** Begin Provided material **

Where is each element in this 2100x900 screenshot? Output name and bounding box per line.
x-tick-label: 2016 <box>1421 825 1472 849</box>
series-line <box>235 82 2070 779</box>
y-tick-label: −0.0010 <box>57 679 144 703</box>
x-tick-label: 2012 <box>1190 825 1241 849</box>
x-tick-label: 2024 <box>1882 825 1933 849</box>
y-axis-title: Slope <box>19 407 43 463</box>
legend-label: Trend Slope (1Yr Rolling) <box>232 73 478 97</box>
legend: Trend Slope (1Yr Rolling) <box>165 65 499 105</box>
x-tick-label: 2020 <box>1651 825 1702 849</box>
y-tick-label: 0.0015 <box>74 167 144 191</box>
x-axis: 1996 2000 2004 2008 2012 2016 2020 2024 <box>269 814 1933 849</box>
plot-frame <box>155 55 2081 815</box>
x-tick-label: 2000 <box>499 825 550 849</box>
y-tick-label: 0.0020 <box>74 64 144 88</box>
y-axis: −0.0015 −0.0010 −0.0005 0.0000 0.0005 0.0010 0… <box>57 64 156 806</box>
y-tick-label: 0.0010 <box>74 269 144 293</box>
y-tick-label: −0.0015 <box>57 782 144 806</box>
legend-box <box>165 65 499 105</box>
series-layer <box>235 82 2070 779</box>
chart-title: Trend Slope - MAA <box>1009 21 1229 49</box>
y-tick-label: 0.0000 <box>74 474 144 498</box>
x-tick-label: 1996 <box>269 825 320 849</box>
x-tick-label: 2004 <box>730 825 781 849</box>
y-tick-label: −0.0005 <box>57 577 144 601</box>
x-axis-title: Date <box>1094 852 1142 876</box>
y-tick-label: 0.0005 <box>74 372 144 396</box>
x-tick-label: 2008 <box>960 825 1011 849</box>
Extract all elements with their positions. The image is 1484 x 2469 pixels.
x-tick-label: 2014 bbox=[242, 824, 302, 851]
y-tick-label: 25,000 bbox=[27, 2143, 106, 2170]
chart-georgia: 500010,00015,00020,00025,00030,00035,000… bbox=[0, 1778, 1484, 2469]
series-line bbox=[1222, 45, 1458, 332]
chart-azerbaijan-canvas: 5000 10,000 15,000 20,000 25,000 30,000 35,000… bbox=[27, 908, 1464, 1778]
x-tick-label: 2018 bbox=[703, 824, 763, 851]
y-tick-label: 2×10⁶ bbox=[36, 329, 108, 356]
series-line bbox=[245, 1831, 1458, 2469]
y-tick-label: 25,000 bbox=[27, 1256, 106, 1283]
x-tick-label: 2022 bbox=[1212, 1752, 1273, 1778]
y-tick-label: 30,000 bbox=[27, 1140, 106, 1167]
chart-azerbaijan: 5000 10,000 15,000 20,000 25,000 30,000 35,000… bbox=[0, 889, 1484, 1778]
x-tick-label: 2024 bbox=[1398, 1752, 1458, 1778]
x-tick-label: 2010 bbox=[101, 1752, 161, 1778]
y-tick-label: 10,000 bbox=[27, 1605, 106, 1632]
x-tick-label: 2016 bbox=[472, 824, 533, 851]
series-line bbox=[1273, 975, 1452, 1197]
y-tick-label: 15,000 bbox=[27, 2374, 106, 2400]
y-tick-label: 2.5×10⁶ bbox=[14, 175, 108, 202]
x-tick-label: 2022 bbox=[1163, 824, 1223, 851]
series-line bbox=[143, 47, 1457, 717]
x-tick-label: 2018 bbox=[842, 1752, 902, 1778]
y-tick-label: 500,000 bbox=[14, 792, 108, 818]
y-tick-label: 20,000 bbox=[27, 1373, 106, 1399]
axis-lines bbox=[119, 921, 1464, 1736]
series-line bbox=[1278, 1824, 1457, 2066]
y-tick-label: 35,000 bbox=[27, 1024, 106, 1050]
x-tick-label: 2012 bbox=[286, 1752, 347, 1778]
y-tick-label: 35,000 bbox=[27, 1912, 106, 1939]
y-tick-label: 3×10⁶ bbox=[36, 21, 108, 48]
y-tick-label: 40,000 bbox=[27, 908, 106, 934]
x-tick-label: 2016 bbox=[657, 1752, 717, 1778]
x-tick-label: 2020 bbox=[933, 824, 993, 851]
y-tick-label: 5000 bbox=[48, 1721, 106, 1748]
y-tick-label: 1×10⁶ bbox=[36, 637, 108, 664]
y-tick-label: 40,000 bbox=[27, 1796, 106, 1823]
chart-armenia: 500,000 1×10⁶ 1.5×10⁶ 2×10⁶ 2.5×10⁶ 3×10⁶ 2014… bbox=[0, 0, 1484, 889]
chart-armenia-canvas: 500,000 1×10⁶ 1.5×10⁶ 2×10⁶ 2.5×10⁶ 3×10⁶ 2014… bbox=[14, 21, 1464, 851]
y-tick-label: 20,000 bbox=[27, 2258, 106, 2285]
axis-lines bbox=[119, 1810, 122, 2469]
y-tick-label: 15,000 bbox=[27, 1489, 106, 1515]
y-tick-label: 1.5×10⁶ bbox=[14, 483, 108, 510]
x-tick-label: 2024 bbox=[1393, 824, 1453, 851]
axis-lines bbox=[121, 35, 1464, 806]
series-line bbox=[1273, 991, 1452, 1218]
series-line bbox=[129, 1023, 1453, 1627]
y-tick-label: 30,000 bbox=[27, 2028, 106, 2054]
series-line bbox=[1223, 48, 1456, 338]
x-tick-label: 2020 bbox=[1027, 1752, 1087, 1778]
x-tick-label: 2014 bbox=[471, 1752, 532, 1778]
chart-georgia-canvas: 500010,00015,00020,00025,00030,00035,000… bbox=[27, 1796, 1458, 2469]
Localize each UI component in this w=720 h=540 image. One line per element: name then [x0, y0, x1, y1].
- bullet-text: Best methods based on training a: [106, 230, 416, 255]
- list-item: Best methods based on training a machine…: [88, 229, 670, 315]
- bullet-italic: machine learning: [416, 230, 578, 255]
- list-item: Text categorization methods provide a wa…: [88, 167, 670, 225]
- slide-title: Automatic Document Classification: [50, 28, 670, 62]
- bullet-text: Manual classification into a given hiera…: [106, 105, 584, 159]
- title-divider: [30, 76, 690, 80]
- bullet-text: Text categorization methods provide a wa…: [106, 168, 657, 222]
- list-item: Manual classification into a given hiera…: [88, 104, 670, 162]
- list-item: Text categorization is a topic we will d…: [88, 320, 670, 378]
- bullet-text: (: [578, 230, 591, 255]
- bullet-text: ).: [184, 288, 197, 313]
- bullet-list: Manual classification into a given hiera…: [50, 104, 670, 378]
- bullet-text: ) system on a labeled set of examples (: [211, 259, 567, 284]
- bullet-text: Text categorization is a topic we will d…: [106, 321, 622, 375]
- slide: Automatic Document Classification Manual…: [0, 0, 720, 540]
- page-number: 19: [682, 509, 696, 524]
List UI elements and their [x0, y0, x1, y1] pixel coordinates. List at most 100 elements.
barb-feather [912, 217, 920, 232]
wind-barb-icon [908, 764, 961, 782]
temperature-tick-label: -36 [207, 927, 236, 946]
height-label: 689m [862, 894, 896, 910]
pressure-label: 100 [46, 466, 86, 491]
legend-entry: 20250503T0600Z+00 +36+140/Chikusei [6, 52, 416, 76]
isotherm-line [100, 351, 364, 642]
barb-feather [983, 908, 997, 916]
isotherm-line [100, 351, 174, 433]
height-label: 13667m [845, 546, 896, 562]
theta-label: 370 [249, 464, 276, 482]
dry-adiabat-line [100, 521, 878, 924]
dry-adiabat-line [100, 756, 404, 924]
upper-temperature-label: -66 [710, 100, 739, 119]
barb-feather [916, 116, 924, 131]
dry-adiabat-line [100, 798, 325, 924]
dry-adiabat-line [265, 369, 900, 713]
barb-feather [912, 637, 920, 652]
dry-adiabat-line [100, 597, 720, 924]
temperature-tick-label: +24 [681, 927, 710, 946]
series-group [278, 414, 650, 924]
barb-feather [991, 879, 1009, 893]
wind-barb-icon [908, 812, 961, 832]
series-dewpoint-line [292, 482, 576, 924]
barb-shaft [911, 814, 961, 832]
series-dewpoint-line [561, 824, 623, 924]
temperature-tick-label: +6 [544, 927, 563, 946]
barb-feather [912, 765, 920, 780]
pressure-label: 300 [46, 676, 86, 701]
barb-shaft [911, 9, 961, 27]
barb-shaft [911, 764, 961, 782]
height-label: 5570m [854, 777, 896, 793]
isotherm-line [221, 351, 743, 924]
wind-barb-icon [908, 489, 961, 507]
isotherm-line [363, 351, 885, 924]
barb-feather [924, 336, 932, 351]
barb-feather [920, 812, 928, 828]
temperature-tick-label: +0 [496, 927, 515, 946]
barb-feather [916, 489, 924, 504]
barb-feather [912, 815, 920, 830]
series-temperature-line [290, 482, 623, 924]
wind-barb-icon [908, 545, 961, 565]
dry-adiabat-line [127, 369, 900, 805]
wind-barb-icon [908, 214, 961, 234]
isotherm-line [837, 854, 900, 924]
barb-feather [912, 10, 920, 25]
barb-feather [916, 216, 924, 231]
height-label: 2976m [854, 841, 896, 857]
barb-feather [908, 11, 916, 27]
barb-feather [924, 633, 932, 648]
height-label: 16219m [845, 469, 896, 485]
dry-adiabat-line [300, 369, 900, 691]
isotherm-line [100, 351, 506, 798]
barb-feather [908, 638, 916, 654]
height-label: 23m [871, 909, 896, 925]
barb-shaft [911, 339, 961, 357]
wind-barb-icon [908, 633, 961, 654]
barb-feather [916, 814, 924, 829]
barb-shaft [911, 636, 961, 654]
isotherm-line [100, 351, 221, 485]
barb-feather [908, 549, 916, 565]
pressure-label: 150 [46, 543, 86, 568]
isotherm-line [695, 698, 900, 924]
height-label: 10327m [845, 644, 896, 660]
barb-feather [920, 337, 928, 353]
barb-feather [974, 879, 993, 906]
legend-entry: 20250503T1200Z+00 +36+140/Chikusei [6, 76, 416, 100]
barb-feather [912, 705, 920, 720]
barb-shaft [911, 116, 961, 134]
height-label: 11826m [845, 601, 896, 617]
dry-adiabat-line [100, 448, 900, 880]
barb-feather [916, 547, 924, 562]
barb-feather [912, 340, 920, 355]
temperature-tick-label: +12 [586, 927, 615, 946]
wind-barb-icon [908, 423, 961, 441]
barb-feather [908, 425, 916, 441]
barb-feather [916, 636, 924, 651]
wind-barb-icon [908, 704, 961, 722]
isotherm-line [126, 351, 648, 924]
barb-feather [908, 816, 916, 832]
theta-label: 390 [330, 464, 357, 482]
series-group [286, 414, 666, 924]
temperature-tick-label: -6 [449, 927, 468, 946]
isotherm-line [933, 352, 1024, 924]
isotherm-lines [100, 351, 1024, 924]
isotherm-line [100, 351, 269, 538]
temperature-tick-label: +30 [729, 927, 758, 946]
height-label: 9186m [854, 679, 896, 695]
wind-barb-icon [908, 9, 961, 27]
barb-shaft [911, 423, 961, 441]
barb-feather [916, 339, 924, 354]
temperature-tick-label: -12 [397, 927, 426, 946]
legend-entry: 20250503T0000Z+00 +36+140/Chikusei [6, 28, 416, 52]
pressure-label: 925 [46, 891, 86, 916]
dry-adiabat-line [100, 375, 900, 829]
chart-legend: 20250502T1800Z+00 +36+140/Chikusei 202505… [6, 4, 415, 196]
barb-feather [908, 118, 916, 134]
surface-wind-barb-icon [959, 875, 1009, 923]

** End Provided material **

▶ [What you need to do] Rewrite the listing from its first line up to and including the line containing "y-tick-label: −0.0005 <box>57" as a numbered list, omitting any blank lines.

▶ [Complete response]
1. Where is each element in this 2100x900 screenshot? Output name and bounding box per line.
2. x-tick-label: 2016 <box>1421 825 1472 849</box>
3. series-line <box>235 82 2070 779</box>
4. y-tick-label: −0.0010 <box>57 679 144 703</box>
5. x-tick-label: 2012 <box>1190 825 1241 849</box>
6. x-tick-label: 2024 <box>1882 825 1933 849</box>
7. y-axis-title: Slope <box>19 407 43 463</box>
8. legend-label: Trend Slope (1Yr Rolling) <box>232 73 478 97</box>
9. legend: Trend Slope (1Yr Rolling) <box>165 65 499 105</box>
10. x-tick-label: 2020 <box>1651 825 1702 849</box>
11. y-tick-label: 0.0015 <box>74 167 144 191</box>
12. x-axis: 1996 2000 2004 2008 2012 2016 2020 2024 <box>269 814 1933 849</box>
13. plot-frame <box>155 55 2081 815</box>
14. x-tick-label: 2000 <box>499 825 550 849</box>
15. y-tick-label: 0.0020 <box>74 64 144 88</box>
16. y-axis: −0.0015 −0.0010 −0.0005 0.0000 0.0005 0.0010 0… <box>57 64 156 806</box>
17. y-tick-label: 0.0010 <box>74 269 144 293</box>
18. y-tick-label: −0.0015 <box>57 782 144 806</box>
19. legend-box <box>165 65 499 105</box>
20. series-layer <box>235 82 2070 779</box>
21. chart-title: Trend Slope - MAA <box>1009 21 1229 49</box>
22. y-tick-label: 0.0000 <box>74 474 144 498</box>
23. x-tick-label: 1996 <box>269 825 320 849</box>
24. x-tick-label: 2004 <box>730 825 781 849</box>
25. y-tick-label: −0.0005 <box>57 577 144 601</box>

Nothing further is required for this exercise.